## TASK STATEMENT
Repeat each line word for word.

## ROWS
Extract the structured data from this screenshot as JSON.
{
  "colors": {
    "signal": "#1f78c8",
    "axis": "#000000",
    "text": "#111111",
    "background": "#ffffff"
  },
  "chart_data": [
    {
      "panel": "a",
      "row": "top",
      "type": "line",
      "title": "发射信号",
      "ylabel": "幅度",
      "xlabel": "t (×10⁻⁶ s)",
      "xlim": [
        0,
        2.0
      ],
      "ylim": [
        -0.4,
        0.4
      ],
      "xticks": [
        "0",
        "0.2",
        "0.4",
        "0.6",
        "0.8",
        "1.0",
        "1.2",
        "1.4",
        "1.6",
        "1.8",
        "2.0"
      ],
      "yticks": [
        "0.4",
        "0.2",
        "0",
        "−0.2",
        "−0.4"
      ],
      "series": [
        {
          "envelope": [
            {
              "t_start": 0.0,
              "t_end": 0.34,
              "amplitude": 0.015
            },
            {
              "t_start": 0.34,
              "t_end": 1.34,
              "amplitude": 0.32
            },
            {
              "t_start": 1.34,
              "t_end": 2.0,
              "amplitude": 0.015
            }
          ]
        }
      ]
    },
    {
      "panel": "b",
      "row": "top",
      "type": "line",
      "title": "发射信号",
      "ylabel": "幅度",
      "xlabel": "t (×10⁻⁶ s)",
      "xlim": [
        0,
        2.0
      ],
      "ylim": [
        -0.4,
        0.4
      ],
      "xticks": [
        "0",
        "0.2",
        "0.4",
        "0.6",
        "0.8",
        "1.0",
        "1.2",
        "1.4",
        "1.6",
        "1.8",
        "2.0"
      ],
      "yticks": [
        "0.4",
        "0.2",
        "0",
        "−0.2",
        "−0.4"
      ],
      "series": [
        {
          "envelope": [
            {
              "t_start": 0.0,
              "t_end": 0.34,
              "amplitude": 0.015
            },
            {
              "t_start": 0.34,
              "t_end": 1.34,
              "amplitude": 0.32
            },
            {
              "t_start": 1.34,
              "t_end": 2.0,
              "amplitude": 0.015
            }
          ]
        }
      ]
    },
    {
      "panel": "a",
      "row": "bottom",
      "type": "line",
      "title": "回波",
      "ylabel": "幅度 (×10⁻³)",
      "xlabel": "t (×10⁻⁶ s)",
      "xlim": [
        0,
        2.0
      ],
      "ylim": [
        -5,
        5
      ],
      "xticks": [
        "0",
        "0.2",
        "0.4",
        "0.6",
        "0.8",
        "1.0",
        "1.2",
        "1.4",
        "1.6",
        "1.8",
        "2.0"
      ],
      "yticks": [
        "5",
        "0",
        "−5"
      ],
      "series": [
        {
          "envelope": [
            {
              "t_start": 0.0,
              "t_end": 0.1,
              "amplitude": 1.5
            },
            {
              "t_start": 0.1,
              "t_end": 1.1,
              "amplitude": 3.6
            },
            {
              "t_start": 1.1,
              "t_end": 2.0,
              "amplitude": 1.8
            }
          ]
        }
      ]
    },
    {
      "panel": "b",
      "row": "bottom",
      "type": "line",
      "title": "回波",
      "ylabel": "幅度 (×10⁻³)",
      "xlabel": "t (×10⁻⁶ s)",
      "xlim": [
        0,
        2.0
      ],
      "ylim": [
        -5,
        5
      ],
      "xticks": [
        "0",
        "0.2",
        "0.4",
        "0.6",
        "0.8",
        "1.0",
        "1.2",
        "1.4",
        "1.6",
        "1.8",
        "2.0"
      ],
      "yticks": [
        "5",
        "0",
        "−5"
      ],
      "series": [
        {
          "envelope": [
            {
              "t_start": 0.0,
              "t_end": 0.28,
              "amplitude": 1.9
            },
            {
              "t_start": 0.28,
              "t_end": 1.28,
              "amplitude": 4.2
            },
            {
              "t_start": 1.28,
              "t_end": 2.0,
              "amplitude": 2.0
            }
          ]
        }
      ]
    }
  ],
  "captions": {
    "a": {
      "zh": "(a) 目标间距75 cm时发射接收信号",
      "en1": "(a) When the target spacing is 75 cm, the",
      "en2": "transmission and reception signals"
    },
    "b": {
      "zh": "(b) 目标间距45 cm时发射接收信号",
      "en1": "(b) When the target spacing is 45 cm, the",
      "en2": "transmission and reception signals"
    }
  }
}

## FINAL ANSWER
Extract the structured data from this screenshot as JSON.
{
  "colors": {
    "signal": "#1f78c8",
    "axis": "#000000",
    "text": "#111111",
    "background": "#ffffff"
  },
  "chart_data": [
    {
      "panel": "a",
      "row": "top",
      "type": "line",
      "title": "发射信号",
      "ylabel": "幅度",
      "xlabel": "t (×10⁻⁶ s)",
      "xlim": [
        0,
        2.0
      ],
      "ylim": [
        -0.4,
        0.4
      ],
      "xticks": [
        "0",
        "0.2",
        "0.4",
        "0.6",
        "0.8",
        "1.0",
        "1.2",
        "1.4",
        "1.6",
        "1.8",
        "2.0"
      ],
      "yticks": [
        "0.4",
        "0.2",
        "0",
        "−0.2",
        "−0.4"
      ],
      "series": [
        {
          "envelope": [
            {
              "t_start": 0.0,
              "t_end": 0.34,
              "amplitude": 0.015
            },
            {
              "t_start": 0.34,
              "t_end": 1.34,
              "amplitude": 0.32
            },
            {
              "t_start": 1.34,
              "t_end": 2.0,
              "amplitude": 0.015
            }
          ]
        }
      ]
    },
    {
      "panel": "b",
      "row": "top",
      "type": "line",
      "title": "发射信号",
      "ylabel": "幅度",
      "xlabel": "t (×10⁻⁶ s)",
      "xlim": [
        0,
        2.0
      ],
      "ylim": [
        -0.4,
        0.4
      ],
      "xticks": [
        "0",
        "0.2",
        "0.4",
        "0.6",
        "0.8",
        "1.0",
        "1.2",
        "1.4",
        "1.6",
        "1.8",
        "2.0"
      ],
      "yticks": [
        "0.4",
        "0.2",
        "0",
        "−0.2",
        "−0.4"
      ],
      "series": [
        {
          "envelope": [
            {
              "t_start": 0.0,
              "t_end": 0.34,
              "amplitude": 0.015
            },
            {
              "t_start": 0.34,
              "t_end": 1.34,
              "amplitude": 0.32
            },
            {
              "t_start": 1.34,
              "t_end": 2.0,
              "amplitude": 0.015
            }
          ]
        }
      ]
    },
    {
      "panel": "a",
      "row": "bottom",
      "type": "line",
      "title": "回波",
      "ylabel": "幅度 (×10⁻³)",
      "xlabel": "t (×10⁻⁶ s)",
      "xlim": [
        0,
        2.0
      ],
      "ylim": [
        -5,
        5
      ],
      "xticks": [
        "0",
        "0.2",
        "0.4",
        "0.6",
        "0.8",
        "1.0",
        "1.2",
        "1.4",
        "1.6",
        "1.8",
        "2.0"
      ],
      "yticks": [
        "5",
        "0",
        "−5"
      ],
      "series": [
        {
          "envelope": [
            {
              "t_start": 0.0,
              "t_end": 0.1,
              "amplitude": 1.5
            },
            {
              "t_start": 0.1,
              "t_end": 1.1,
              "amplitude": 3.6
            },
            {
              "t_start": 1.1,
              "t_end": 2.0,
              "amplitude": 1.8
            }
          ]
        }
      ]
    },
    {
      "panel": "b",
      "row": "bottom",
      "type": "line",
      "title": "回波",
      "ylabel": "幅度 (×10⁻³)",
      "xlabel": "t (×10⁻⁶ s)",
      "xlim": [
        0,
        2.0
      ],
      "ylim": [
        -5,
        5
      ],
      "xticks": [
        "0",
        "0.2",
        "0.4",
        "0.6",
        "0.8",
        "1.0",
        "1.2",
        "1.4",
        "1.6",
        "1.8",
        "2.0"
      ],
      "yticks": [
        "5",
        "0",
        "−5"
      ],
      "series": [
        {
          "envelope": [
            {
              "t_start": 0.0,
              "t_end": 0.28,
              "amplitude": 1.9
            },
            {
              "t_start": 0.28,
              "t_end": 1.28,
              "amplitude": 4.2
            },
            {
              "t_start": 1.28,
              "t_end": 2.0,
              "amplitude": 2.0
            }
          ]
        }
      ]
    }
  ],
  "captions": {
    "a": {
      "zh": "(a) 目标间距75 cm时发射接收信号",
      "en1": "(a) When the target spacing is 75 cm, the",
      "en2": "transmission and reception signals"
    },
    "b": {
      "zh": "(b) 目标间距45 cm时发射接收信号",
      "en1": "(b) When the target spacing is 45 cm, the",
      "en2": "transmission and reception signals"
    }
  }
}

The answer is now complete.